> _THE PROBLEM_:
Repeat the full listing, word for word.

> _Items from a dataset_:
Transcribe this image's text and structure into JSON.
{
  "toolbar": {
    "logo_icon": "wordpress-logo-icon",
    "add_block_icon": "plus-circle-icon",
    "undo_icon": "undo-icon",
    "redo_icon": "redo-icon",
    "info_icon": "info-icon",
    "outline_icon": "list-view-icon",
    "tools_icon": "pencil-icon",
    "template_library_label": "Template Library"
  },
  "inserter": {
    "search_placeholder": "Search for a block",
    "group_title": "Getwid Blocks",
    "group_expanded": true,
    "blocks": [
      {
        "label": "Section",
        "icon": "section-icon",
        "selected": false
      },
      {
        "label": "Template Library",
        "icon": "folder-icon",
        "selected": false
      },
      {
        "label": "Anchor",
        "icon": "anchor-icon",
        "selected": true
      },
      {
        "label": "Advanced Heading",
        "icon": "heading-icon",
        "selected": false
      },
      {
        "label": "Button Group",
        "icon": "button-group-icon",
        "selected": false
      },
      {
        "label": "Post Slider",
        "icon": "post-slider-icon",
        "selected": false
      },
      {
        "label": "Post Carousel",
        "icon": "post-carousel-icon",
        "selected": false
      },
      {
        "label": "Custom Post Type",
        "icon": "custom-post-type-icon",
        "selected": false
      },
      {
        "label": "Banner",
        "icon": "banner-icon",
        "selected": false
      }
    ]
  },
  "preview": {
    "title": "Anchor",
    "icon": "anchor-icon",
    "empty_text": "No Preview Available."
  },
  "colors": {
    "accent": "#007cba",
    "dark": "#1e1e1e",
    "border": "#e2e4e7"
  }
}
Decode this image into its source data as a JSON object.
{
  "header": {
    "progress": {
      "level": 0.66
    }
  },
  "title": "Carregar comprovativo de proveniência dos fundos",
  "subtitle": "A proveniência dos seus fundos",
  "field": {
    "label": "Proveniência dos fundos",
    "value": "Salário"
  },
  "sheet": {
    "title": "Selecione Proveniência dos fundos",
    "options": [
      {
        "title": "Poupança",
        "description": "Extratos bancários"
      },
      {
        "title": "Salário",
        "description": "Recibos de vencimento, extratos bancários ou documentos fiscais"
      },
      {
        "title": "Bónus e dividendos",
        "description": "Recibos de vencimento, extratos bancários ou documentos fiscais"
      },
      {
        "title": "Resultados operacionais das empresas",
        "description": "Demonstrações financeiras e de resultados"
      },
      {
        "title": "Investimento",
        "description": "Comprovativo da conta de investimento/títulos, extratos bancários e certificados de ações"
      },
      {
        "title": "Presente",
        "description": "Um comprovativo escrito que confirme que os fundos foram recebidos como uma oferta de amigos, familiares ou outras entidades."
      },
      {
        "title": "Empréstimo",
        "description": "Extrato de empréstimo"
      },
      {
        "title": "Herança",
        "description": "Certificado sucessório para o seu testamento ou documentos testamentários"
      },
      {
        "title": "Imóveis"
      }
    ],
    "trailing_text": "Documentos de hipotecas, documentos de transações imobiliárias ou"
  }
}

> _SOLUTION_:
Transcribe this image's text and structure into JSON.
{
  "toolbar": {
    "logo_icon": "wordpress-logo-icon",
    "add_block_icon": "plus-circle-icon",
    "undo_icon": "undo-icon",
    "redo_icon": "redo-icon",
    "info_icon": "info-icon",
    "outline_icon": "list-view-icon",
    "tools_icon": "pencil-icon",
    "template_library_label": "Template Library"
  },
  "inserter": {
    "search_placeholder": "Search for a block",
    "group_title": "Getwid Blocks",
    "group_expanded": true,
    "blocks": [
      {
        "label": "Section",
        "icon": "section-icon",
        "selected": false
      },
      {
        "label": "Template Library",
        "icon": "folder-icon",
        "selected": false
      },
      {
        "label": "Anchor",
        "icon": "anchor-icon",
        "selected": true
      },
      {
        "label": "Advanced Heading",
        "icon": "heading-icon",
        "selected": false
      },
      {
        "label": "Button Group",
        "icon": "button-group-icon",
        "selected": false
      },
      {
        "label": "Post Slider",
        "icon": "post-slider-icon",
        "selected": false
      },
      {
        "label": "Post Carousel",
        "icon": "post-carousel-icon",
        "selected": false
      },
      {
        "label": "Custom Post Type",
        "icon": "custom-post-type-icon",
        "selected": false
      },
      {
        "label": "Banner",
        "icon": "banner-icon",
        "selected": false
      }
    ]
  },
  "preview": {
    "title": "Anchor",
    "icon": "anchor-icon",
    "empty_text": "No Preview Available."
  },
  "colors": {
    "accent": "#007cba",
    "dark": "#1e1e1e",
    "border": "#e2e4e7"
  }
}
Decode this image into its source data as a JSON object.
{
  "header": {
    "progress": {
      "level": 0.66
    }
  },
  "title": "Carregar comprovativo de proveniência dos fundos",
  "subtitle": "A proveniência dos seus fundos",
  "field": {
    "label": "Proveniência dos fundos",
    "value": "Salário"
  },
  "sheet": {
    "title": "Selecione Proveniência dos fundos",
    "options": [
      {
        "title": "Poupança",
        "description": "Extratos bancários"
      },
      {
        "title": "Salário",
        "description": "Recibos de vencimento, extratos bancários ou documentos fiscais"
      },
      {
        "title": "Bónus e dividendos",
        "description": "Recibos de vencimento, extratos bancários ou documentos fiscais"
      },
      {
        "title": "Resultados operacionais das empresas",
        "description": "Demonstrações financeiras e de resultados"
      },
      {
        "title": "Investimento",
        "description": "Comprovativo da conta de investimento/títulos, extratos bancários e certificados de ações"
      },
      {
        "title": "Presente",
        "description": "Um comprovativo escrito que confirme que os fundos foram recebidos como uma oferta de amigos, familiares ou outras entidades."
      },
      {
        "title": "Empréstimo",
        "description": "Extrato de empréstimo"
      },
      {
        "title": "Herança",
        "description": "Certificado sucessório para o seu testamento ou documentos testamentários"
      },
      {
        "title": "Imóveis"
      }
    ],
    "trailing_text": "Documentos de hipotecas, documentos de transações imobiliárias ou"
  }
}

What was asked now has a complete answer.